### SUPPLIED PASSAGE

-=-=-=-=-

The stuff about a “conspiracy to take over the world” is neither surprising nor particularly disturbing. After all, every proselytizing religion is, in a sense, a conspiracy to take over the world. Ditto for every global political movement, social philosophy, or strongly-held opinion.

The only question that needs to be asked about this document–apart, of course, from whether it’s genuine, and whether it represents any actual organization or body’s membership–is whether it advocates illegal activity, and in particular violence, in pursuit of its goals. Not having read the document, I don’t know the answer to this question. But if all it advocates is that believers in its creed try to win converts, persuade governments to see things their way, and generally advance their goals (however unpleasant) by political means, then the proper response–vigorous political activity in opposition to those same goals–would be no different if neither the document itself nor any organized “conspiracy” ever existed.

On the other hand, if the document espouses violence or other criminality, and if it is in fact the genuine charter of a real organization with a real membership, then it deserves serious attention–but not because it’s a “conspiracy to take over the world”. Rather, it would be evidence of a criminal conspiracy, one that should be treated like any other such.

One final thought: on occasions when Crooked Timber has dipped its collective toe into the murky waters of the Arab-Israeli dispute, there has more often than not surfaced a comment or two about alleged Israeli control of American foreign policy. It would be interesting to see how many of those fond of lobbing that particular charge, when they see the shoe on the other foot, are capable of recognizing just what it’s stepped in.

6

Kieran Healy 12.08.05 at 5:02 pm

the Caliphate will in the fullness of time encompass Aberystwyth

I think you mean Al-Berystwyth.

7

otto 12.08.05 at 5:10 pm

“a comment or two about alleged Israeli control of American foreign policy”

Again, there is a bit of confusion here between accusations of conspiracy and, quite different, plain-vanilla interest group analysis of US politics.

The argument that the best organised groups affecting US politics on the Israel-Palestine question are various Jewish and Christian Israeli lobbies, who use fundraising and grassroots organisation to push US policy towards policies favourable to Israel’s view of its own interests would again seem to be highly defensible, just as the claim that US policy towards Cuba is highly influenced by the Cuban exile lobby in and around Miami, or even the claim that pharmaceutical companies are highly influential in US healtcare policies.

In all these cases, lobbying is observable, the response to the lobbying is as expected (policies significantly influenced by the lobby, lobby officials appointed to high government positions etc), and the whole connection is entirely consistent with mainstream wider analysis of US politics, where parties are weak and small-group lobbies are strong.

8

des von bladet 12.08.05 at 5:46 pm

I saw an account of something similar — an islamoflimflam attempt to infiltrate and overcome the glorious Republic, at least — in _L’Express_ (or maybe _Le Point_) a couple of years ago maybe. I took the simple precaution of switching hebdos to _Le Nouvel Observateur_.

-=-=-=-=-

### RECORDED INFORMATION
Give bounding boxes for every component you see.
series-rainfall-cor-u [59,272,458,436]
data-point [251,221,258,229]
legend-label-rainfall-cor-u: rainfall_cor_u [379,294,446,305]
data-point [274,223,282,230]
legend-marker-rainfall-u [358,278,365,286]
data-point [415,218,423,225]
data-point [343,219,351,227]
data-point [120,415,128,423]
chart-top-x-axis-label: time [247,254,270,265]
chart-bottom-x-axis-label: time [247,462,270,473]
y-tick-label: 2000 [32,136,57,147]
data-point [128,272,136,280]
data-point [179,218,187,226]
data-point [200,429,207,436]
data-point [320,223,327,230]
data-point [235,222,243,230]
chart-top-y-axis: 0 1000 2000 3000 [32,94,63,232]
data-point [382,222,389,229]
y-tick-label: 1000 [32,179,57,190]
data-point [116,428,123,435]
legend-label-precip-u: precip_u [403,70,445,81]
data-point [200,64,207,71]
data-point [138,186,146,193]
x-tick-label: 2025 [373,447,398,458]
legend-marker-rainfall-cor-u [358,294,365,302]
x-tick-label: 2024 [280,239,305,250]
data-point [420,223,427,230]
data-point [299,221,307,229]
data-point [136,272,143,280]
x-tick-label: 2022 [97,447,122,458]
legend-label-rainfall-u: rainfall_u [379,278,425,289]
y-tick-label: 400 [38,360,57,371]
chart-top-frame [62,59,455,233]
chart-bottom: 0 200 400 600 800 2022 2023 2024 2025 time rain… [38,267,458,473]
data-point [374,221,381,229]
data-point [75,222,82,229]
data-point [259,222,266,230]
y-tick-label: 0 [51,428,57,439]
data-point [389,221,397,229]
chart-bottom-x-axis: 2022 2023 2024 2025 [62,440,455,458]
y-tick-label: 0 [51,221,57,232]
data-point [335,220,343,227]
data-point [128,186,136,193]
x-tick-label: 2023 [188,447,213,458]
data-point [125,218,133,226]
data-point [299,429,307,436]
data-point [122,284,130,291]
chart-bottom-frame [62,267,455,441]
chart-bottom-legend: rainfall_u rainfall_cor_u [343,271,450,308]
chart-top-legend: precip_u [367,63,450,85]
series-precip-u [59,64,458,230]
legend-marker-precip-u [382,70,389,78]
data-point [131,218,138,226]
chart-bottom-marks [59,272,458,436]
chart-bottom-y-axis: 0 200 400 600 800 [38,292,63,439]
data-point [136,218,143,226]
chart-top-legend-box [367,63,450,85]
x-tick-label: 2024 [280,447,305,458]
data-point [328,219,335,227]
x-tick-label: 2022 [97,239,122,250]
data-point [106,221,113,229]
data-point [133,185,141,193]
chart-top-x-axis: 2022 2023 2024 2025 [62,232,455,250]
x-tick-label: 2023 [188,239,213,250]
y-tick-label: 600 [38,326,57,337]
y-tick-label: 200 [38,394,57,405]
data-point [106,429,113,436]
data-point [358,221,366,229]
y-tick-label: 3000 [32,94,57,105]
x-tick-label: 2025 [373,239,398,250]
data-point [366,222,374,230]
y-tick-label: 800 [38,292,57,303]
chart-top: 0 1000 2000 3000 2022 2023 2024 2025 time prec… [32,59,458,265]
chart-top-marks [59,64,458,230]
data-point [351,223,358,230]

-=-=-=-=-

### ACTIVITIES
• A. Answer these questions from the comment thread:
(i) According to the first comment, what is every proselytizing religion, in a sense?
(ii) What place name does Kieran Healy offer in reply to the line about the Caliphate encompassing Aberystwyth?
(iii) Which weekly did des von bladet switch to?
• B. Set down the part of the comment thread that opens with the words containing "In all these" and closes with "lobbies are strong.".

### ANSWERS BY ITEM NUMBER
• A.
(i) A conspiracy to take over the world.
(ii) Al-Berystwyth.
(iii) Le Nouvel Observateur.

• B.
In all these cases, lobbying is observable, the response to the lobbying is as expected (policies significantly influenced by the lobby, lobby officials appointed to high government positions etc), and the whole connection is entirely consistent with mainstream wider analysis of US politics, where parties are weak and small-group lobbies are strong.